-- start EXERCISE MATERIALS --

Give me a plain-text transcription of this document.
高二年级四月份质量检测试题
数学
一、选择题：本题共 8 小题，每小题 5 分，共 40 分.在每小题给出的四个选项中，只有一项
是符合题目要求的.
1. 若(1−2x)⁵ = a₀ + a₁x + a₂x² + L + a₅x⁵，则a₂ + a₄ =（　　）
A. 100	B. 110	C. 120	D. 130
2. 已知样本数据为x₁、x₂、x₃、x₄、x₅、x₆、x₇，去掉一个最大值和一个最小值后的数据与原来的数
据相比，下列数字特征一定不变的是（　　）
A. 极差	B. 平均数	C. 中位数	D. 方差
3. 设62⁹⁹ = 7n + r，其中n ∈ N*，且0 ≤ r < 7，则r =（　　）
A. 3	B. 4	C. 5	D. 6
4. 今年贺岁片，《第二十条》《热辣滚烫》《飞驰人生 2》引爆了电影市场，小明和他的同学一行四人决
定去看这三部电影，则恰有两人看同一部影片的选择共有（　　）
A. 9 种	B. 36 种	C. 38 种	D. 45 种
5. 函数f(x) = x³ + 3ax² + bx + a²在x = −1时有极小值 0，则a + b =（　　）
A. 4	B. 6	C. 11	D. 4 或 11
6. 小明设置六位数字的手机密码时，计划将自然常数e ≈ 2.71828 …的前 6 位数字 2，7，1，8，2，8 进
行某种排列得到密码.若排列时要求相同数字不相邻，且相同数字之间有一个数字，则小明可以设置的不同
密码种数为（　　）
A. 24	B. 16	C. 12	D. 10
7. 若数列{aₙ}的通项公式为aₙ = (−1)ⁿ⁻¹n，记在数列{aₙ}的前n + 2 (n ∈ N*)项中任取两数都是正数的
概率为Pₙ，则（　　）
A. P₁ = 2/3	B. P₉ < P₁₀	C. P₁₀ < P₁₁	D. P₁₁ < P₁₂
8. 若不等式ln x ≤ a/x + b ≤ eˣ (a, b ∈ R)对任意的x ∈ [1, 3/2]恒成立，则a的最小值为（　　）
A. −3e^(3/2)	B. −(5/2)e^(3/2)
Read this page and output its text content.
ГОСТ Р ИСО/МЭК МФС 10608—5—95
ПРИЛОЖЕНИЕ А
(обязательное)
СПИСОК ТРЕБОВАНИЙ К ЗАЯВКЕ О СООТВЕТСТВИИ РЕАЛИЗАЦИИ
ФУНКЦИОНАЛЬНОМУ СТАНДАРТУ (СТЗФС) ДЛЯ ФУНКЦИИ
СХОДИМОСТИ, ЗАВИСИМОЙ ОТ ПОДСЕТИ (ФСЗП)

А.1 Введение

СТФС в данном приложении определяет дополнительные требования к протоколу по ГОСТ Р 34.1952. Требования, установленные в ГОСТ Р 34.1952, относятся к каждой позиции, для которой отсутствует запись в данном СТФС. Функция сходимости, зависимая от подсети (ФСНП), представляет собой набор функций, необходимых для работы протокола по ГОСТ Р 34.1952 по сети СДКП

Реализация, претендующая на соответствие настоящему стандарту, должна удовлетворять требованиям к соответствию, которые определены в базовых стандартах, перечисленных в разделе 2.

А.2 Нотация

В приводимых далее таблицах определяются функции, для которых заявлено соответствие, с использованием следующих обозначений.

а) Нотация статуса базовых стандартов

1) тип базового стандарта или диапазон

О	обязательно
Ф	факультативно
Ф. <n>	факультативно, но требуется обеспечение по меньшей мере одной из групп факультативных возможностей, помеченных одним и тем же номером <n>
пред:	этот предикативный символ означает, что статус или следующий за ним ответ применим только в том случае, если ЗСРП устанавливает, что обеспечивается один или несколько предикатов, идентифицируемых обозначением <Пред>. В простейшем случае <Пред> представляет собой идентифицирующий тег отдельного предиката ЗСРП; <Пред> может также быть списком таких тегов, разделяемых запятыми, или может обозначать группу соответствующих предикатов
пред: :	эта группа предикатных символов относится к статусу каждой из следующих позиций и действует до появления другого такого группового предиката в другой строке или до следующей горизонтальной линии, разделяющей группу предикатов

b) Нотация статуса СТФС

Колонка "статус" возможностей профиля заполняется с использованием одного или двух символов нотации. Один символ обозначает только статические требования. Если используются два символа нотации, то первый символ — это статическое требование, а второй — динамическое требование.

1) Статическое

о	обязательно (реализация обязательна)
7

-- end EXERCISE MATERIALS --

• _WORK TO DO_: Your task is to repeat the data exactly, with nothing left out.

• _WRITTEN REPLY_:
Give me a plain-text transcription of this document.
高二年级四月份质量检测试题
数学
一、选择题：本题共 8 小题，每小题 5 分，共 40 分.在每小题给出的四个选项中，只有一项
是符合题目要求的.
1. 若(1−2x)⁵ = a₀ + a₁x + a₂x² + L + a₅x⁵，则a₂ + a₄ =（　　）
A. 100	B. 110	C. 120	D. 130
2. 已知样本数据为x₁、x₂、x₃、x₄、x₅、x₆、x₇，去掉一个最大值和一个最小值后的数据与原来的数
据相比，下列数字特征一定不变的是（　　）
A. 极差	B. 平均数	C. 中位数	D. 方差
3. 设62⁹⁹ = 7n + r，其中n ∈ N*，且0 ≤ r < 7，则r =（　　）
A. 3	B. 4	C. 5	D. 6
4. 今年贺岁片，《第二十条》《热辣滚烫》《飞驰人生 2》引爆了电影市场，小明和他的同学一行四人决
定去看这三部电影，则恰有两人看同一部影片的选择共有（　　）
A. 9 种	B. 36 种	C. 38 种	D. 45 种
5. 函数f(x) = x³ + 3ax² + bx + a²在x = −1时有极小值 0，则a + b =（　　）
A. 4	B. 6	C. 11	D. 4 或 11
6. 小明设置六位数字的手机密码时，计划将自然常数e ≈ 2.71828 …的前 6 位数字 2，7，1，8，2，8 进
行某种排列得到密码.若排列时要求相同数字不相邻，且相同数字之间有一个数字，则小明可以设置的不同
密码种数为（　　）
A. 24	B. 16	C. 12	D. 10
7. 若数列{aₙ}的通项公式为aₙ = (−1)ⁿ⁻¹n，记在数列{aₙ}的前n + 2 (n ∈ N*)项中任取两数都是正数的
概率为Pₙ，则（　　）
A. P₁ = 2/3	B. P₉ < P₁₀	C. P₁₀ < P₁₁	D. P₁₁ < P₁₂
8. 若不等式ln x ≤ a/x + b ≤ eˣ (a, b ∈ R)对任意的x ∈ [1, 3/2]恒成立，则a的最小值为（　　）
A. −3e^(3/2)	B. −(5/2)e^(3/2)
Read this page and output its text content.
ГОСТ Р ИСО/МЭК МФС 10608—5—95
ПРИЛОЖЕНИЕ А
(обязательное)
СПИСОК ТРЕБОВАНИЙ К ЗАЯВКЕ О СООТВЕТСТВИИ РЕАЛИЗАЦИИ
ФУНКЦИОНАЛЬНОМУ СТАНДАРТУ (СТЗФС) ДЛЯ ФУНКЦИИ
СХОДИМОСТИ, ЗАВИСИМОЙ ОТ ПОДСЕТИ (ФСЗП)

А.1 Введение

СТФС в данном приложении определяет дополнительные требования к протоколу по ГОСТ Р 34.1952. Требования, установленные в ГОСТ Р 34.1952, относятся к каждой позиции, для которой отсутствует запись в данном СТФС. Функция сходимости, зависимая от подсети (ФСНП), представляет собой набор функций, необходимых для работы протокола по ГОСТ Р 34.1952 по сети СДКП

Реализация, претендующая на соответствие настоящему стандарту, должна удовлетворять требованиям к соответствию, которые определены в базовых стандартах, перечисленных в разделе 2.

А.2 Нотация

В приводимых далее таблицах определяются функции, для которых заявлено соответствие, с использованием следующих обозначений.

а) Нотация статуса базовых стандартов

1) тип базового стандарта или диапазон

О	обязательно
Ф	факультативно
Ф. <n>	факультативно, но требуется обеспечение по меньшей мере одной из групп факультативных возможностей, помеченных одним и тем же номером <n>
пред:	этот предикативный символ означает, что статус или следующий за ним ответ применим только в том случае, если ЗСРП устанавливает, что обеспечивается один или несколько предикатов, идентифицируемых обозначением <Пред>. В простейшем случае <Пред> представляет собой идентифицирующий тег отдельного предиката ЗСРП; <Пред> может также быть списком таких тегов, разделяемых запятыми, или может обозначать группу соответствующих предикатов
пред: :	эта группа предикатных символов относится к статусу каждой из следующих позиций и действует до появления другого такого группового предиката в другой строке или до следующей горизонтальной линии, разделяющей группу предикатов

b) Нотация статуса СТФС

Колонка "статус" возможностей профиля заполняется с использованием одного или двух символов нотации. Один символ обозначает только статические требования. Если используются два символа нотации, то первый символ — это статическое требование, а второй — динамическое требование.

1) Статическое

о	обязательно (реализация обязательна)
7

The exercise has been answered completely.